▸ **What you will do**:
Take the material below and retype it in full; pictures are left out.
=== Material for this task ===
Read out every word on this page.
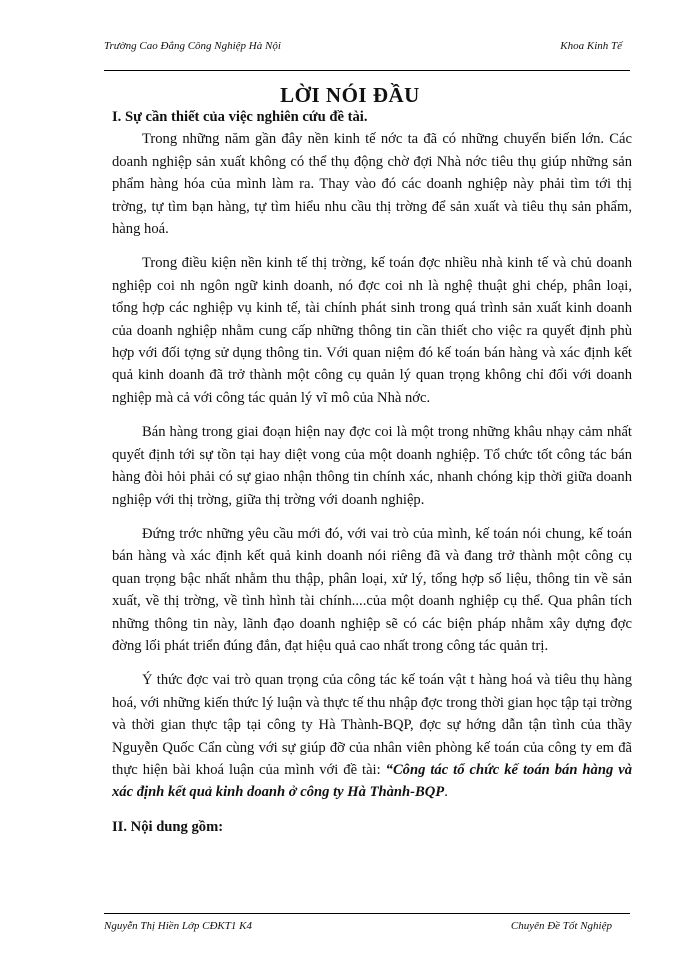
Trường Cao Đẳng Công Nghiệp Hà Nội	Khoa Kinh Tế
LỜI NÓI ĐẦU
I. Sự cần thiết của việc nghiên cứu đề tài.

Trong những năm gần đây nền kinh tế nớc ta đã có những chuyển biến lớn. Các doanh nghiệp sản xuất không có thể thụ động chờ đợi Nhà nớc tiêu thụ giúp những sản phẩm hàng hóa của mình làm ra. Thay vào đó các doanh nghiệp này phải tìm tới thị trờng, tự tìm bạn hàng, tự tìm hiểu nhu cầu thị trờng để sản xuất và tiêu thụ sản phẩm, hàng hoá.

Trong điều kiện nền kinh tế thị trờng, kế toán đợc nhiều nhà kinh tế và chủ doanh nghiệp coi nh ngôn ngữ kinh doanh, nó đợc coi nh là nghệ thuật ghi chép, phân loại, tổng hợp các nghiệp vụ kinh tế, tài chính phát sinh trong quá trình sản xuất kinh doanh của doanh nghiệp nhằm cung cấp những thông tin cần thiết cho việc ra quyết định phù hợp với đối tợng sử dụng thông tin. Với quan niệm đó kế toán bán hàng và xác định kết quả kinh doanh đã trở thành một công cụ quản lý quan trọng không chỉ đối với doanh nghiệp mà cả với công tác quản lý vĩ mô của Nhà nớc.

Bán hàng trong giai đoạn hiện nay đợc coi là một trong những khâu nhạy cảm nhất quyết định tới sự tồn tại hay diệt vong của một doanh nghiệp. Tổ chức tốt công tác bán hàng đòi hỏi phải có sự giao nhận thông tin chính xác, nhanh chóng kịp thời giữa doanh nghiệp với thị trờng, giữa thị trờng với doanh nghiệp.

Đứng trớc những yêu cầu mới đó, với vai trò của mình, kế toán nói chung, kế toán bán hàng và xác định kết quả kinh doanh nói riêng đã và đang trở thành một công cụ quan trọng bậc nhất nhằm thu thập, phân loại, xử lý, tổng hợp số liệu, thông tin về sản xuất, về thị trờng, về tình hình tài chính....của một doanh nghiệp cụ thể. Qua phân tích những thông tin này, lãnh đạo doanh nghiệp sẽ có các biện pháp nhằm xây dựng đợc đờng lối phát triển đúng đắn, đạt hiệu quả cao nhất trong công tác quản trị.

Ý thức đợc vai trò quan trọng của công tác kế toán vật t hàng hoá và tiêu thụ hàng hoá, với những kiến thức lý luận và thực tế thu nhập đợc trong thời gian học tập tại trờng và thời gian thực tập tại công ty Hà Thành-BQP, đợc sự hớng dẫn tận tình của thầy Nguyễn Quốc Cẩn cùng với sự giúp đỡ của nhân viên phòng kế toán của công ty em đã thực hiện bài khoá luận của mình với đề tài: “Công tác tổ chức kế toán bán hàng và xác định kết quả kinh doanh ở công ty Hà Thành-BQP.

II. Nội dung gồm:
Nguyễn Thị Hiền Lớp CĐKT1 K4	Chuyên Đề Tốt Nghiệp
===
▸ **Result**:
Read out every word on this page.
Trường Cao Đẳng Công Nghiệp Hà Nội	Khoa Kinh Tế
LỜI NÓI ĐẦU
I. Sự cần thiết của việc nghiên cứu đề tài.

Trong những năm gần đây nền kinh tế nớc ta đã có những chuyển biến lớn. Các doanh nghiệp sản xuất không có thể thụ động chờ đợi Nhà nớc tiêu thụ giúp những sản phẩm hàng hóa của mình làm ra. Thay vào đó các doanh nghiệp này phải tìm tới thị trờng, tự tìm bạn hàng, tự tìm hiểu nhu cầu thị trờng để sản xuất và tiêu thụ sản phẩm, hàng hoá.

Trong điều kiện nền kinh tế thị trờng, kế toán đợc nhiều nhà kinh tế và chủ doanh nghiệp coi nh ngôn ngữ kinh doanh, nó đợc coi nh là nghệ thuật ghi chép, phân loại, tổng hợp các nghiệp vụ kinh tế, tài chính phát sinh trong quá trình sản xuất kinh doanh của doanh nghiệp nhằm cung cấp những thông tin cần thiết cho việc ra quyết định phù hợp với đối tợng sử dụng thông tin. Với quan niệm đó kế toán bán hàng và xác định kết quả kinh doanh đã trở thành một công cụ quản lý quan trọng không chỉ đối với doanh nghiệp mà cả với công tác quản lý vĩ mô của Nhà nớc.

Bán hàng trong giai đoạn hiện nay đợc coi là một trong những khâu nhạy cảm nhất quyết định tới sự tồn tại hay diệt vong của một doanh nghiệp. Tổ chức tốt công tác bán hàng đòi hỏi phải có sự giao nhận thông tin chính xác, nhanh chóng kịp thời giữa doanh nghiệp với thị trờng, giữa thị trờng với doanh nghiệp.

Đứng trớc những yêu cầu mới đó, với vai trò của mình, kế toán nói chung, kế toán bán hàng và xác định kết quả kinh doanh nói riêng đã và đang trở thành một công cụ quan trọng bậc nhất nhằm thu thập, phân loại, xử lý, tổng hợp số liệu, thông tin về sản xuất, về thị trờng, về tình hình tài chính....của một doanh nghiệp cụ thể. Qua phân tích những thông tin này, lãnh đạo doanh nghiệp sẽ có các biện pháp nhằm xây dựng đợc đờng lối phát triển đúng đắn, đạt hiệu quả cao nhất trong công tác quản trị.

Ý thức đợc vai trò quan trọng của công tác kế toán vật t hàng hoá và tiêu thụ hàng hoá, với những kiến thức lý luận và thực tế thu nhập đợc trong thời gian học tập tại trờng và thời gian thực tập tại công ty Hà Thành-BQP, đợc sự hớng dẫn tận tình của thầy Nguyễn Quốc Cẩn cùng với sự giúp đỡ của nhân viên phòng kế toán của công ty em đã thực hiện bài khoá luận của mình với đề tài: “Công tác tổ chức kế toán bán hàng và xác định kết quả kinh doanh ở công ty Hà Thành-BQP.

II. Nội dung gồm:
Nguyễn Thị Hiền Lớp CĐKT1 K4	Chuyên Đề Tốt Nghiệp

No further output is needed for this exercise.